[Data excerpts]
++++
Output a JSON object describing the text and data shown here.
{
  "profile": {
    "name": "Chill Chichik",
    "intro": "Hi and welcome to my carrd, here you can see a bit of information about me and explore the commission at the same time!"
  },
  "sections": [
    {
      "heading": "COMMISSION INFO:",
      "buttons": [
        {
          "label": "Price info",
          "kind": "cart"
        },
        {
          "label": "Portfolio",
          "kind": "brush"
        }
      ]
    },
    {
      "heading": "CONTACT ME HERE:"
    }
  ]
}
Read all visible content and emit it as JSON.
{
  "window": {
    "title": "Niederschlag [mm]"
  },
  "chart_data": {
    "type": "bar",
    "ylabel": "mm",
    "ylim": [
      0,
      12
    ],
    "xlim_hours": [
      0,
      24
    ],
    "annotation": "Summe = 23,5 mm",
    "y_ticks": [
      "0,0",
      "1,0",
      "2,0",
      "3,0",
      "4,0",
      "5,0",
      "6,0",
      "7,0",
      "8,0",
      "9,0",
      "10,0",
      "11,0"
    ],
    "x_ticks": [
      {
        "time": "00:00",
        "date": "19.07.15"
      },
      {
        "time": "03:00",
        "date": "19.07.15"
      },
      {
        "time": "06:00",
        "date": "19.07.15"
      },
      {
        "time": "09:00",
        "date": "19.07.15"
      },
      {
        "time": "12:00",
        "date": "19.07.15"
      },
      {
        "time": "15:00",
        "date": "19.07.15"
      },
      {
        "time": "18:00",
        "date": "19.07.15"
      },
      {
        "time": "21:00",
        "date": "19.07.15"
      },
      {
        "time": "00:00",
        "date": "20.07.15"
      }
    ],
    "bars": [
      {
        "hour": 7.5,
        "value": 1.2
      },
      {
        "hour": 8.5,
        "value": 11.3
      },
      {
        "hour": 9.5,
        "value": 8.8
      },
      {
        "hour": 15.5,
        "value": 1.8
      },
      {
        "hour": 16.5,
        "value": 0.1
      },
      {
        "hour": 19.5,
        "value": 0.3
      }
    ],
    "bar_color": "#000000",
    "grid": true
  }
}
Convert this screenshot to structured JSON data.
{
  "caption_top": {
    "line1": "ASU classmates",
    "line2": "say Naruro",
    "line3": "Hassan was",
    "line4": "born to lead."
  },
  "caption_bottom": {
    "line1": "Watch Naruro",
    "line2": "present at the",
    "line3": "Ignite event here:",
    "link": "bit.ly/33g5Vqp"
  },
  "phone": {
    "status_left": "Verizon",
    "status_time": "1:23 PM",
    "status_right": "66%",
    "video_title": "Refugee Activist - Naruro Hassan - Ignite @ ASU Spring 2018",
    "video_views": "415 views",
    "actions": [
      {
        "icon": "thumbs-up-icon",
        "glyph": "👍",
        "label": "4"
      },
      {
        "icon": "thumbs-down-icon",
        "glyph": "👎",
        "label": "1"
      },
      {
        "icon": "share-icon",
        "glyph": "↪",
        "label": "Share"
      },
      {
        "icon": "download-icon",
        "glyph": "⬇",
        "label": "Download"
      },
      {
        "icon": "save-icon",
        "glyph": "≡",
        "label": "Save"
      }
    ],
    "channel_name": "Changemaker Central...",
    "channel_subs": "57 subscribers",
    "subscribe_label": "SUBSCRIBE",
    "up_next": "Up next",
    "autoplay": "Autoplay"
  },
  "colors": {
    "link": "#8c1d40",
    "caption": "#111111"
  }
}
++++
Aim of the exercise
Using the records above, copy each line that contains "heading".

Exercise result
      "heading": "COMMISSION INFO:",
      "heading": "CONTACT ME HERE:"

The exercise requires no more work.